-- Assigned task 1 --
Answer these questions about the 1963 Australian Drivers' Championship text:
(a) What was the championship winner awarded?
(b) At which circuit, and in which state, was the South Pacific Gold Star Championship held?
(c) Who won the championship, and what car did he drive?
-- Assigned task 2 --
Print the part of the 1963 Australian Drivers' Championship text from "Race placings gained" up to and including "other five rounds.", without changing any of it.

*** Opening of Study text ***

Seasons
- ← 19621964 →

= 1963 Australian Drivers' Championship =

Motor racing competition

The 1963 Australian Drivers' Championship was a CAMS sanctioned national motor racing title for drivers of Formula Libre cars with the championship winner awarded the 1963 CAMS Gold Star. The title was contested over a six-round series:
- Round 1, Australian Grand Prix, Warwick Farm, New South Wales, 10 February
- Round 2, Lakeside International, Lakeside, Queensland, 17 February
- Round 3, South Pacific Gold Star Championship, Longford, Tasmania, 4 March
- Round 4, Victorian Road Racing Championship, Sandown, Victoria, 15 September
- Round 5, Gold Star Championship Race, Mallala, South Australia, 14 October
- Round 6, Horden Trophy, Warwick Farm, New South Wales, 1 December
Championship points were awarded on a 12-7-5-3-2-1 basis at each round to the top six Australians licence holders.
Race placings gained by drivers who were not Australian licence holders were disregarded by CAMS when determining placings for points allocation. Each driver could retain points only from the Australian Grand Prix plus his/her best four performances from the other five rounds.

The championship was won by Bib Stillwell driving a Repco Brabham Climax.

*** Close of Study text ***
*** Opening of Supplied information ***

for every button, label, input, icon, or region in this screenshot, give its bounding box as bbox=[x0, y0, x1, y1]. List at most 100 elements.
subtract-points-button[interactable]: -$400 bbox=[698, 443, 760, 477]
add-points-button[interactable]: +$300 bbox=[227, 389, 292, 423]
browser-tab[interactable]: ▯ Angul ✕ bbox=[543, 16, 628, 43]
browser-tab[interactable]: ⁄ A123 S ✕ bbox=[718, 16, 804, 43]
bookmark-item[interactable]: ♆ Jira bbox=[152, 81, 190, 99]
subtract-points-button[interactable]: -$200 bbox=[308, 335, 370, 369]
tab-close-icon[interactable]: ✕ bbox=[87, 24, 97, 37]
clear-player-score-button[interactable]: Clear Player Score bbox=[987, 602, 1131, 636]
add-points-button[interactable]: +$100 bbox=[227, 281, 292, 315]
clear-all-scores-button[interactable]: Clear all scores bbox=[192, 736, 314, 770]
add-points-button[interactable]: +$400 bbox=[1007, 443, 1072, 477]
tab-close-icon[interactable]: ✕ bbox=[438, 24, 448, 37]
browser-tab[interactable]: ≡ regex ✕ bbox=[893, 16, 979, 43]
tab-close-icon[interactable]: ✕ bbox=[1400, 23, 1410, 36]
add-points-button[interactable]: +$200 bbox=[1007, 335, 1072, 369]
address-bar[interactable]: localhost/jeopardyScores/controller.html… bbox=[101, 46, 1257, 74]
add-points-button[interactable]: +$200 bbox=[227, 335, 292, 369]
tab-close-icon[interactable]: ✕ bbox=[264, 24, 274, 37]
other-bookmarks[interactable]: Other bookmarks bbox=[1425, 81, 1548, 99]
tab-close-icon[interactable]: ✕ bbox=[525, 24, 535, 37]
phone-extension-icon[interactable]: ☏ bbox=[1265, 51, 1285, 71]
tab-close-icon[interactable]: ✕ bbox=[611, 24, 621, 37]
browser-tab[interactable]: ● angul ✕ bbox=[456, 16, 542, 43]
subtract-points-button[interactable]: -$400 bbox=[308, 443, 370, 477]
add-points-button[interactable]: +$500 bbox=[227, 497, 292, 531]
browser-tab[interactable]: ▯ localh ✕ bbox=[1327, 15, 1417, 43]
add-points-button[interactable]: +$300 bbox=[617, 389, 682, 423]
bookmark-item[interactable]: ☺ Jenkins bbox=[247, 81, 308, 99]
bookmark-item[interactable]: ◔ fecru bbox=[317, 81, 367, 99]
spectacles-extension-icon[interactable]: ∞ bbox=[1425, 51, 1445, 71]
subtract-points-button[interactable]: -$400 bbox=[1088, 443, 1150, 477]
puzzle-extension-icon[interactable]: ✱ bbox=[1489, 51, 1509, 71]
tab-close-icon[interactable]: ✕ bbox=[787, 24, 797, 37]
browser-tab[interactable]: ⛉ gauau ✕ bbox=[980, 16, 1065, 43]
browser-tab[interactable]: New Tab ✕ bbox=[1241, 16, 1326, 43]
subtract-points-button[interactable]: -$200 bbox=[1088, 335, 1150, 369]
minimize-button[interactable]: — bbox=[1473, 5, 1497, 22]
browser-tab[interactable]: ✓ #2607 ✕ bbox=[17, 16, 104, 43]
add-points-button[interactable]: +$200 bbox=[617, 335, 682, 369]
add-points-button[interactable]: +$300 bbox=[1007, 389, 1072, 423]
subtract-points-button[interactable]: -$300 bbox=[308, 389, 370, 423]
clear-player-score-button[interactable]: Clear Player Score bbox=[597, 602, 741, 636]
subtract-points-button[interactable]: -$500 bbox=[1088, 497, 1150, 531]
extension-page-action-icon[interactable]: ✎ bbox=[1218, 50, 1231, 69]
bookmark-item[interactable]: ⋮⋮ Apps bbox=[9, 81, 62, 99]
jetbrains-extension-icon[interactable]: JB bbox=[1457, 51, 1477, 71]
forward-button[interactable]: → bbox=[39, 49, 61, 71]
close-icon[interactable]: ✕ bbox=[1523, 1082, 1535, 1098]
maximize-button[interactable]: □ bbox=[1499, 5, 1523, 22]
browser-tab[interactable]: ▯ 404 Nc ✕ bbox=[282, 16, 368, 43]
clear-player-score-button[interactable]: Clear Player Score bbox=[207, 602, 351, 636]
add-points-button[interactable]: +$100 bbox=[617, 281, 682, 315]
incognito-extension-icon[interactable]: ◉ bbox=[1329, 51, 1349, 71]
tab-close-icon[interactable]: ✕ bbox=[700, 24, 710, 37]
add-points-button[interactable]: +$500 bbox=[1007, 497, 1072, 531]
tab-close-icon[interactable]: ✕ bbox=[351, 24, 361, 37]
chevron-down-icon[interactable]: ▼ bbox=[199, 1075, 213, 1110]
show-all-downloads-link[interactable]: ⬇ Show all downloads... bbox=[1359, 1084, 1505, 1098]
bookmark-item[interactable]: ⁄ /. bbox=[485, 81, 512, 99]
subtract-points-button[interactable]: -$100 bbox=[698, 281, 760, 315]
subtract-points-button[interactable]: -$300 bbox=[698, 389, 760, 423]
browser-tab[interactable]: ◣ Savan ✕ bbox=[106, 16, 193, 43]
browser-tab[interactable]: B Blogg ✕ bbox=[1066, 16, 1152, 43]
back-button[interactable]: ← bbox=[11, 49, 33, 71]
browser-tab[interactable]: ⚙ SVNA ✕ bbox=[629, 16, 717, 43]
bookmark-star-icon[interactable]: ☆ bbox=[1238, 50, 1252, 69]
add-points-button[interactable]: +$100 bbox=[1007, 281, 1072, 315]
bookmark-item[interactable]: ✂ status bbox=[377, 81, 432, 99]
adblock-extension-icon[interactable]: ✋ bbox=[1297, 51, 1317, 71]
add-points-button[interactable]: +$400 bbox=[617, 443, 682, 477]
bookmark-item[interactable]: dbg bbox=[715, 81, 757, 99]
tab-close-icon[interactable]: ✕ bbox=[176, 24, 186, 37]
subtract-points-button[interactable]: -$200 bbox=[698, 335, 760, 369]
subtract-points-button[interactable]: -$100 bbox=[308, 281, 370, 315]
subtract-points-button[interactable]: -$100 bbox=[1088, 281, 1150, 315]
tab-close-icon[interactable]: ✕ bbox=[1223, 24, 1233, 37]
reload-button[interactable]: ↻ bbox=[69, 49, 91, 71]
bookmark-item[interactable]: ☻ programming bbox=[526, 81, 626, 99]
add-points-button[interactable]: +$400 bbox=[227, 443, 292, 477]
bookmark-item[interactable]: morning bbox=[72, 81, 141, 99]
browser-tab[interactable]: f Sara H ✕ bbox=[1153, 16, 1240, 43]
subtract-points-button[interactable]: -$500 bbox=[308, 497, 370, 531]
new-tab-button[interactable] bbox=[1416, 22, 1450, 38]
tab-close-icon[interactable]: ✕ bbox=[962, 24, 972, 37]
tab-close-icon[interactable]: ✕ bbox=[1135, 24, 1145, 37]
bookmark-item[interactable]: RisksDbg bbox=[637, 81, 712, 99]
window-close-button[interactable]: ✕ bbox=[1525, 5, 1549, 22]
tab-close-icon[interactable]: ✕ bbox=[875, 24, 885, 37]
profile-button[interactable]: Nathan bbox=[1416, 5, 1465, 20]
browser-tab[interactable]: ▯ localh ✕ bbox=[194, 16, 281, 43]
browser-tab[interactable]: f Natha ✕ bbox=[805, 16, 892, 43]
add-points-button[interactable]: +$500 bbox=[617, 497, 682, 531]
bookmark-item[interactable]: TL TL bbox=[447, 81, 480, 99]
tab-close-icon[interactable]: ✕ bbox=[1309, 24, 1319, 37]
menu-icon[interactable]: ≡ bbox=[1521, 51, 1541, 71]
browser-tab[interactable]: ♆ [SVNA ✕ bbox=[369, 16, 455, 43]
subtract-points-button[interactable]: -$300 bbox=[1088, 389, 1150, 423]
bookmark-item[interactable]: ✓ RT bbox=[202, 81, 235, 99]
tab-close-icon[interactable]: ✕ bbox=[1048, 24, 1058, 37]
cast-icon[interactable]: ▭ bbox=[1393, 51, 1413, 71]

*** Close of Supplied information ***

-- Answer box 1 --
(a) The 1963 CAMS Gold Star.
(b) Longford, Tasmania.
(c) Bib Stillwell, driving a Repco Brabham Climax.

-- Answer box 2 --
Race placings gained by drivers who were not Australian licence holders were disregarded by CAMS when determining placings for points allocation. Each driver could retain points only from the Australian Grand Prix plus his/her best four performances from the other five rounds.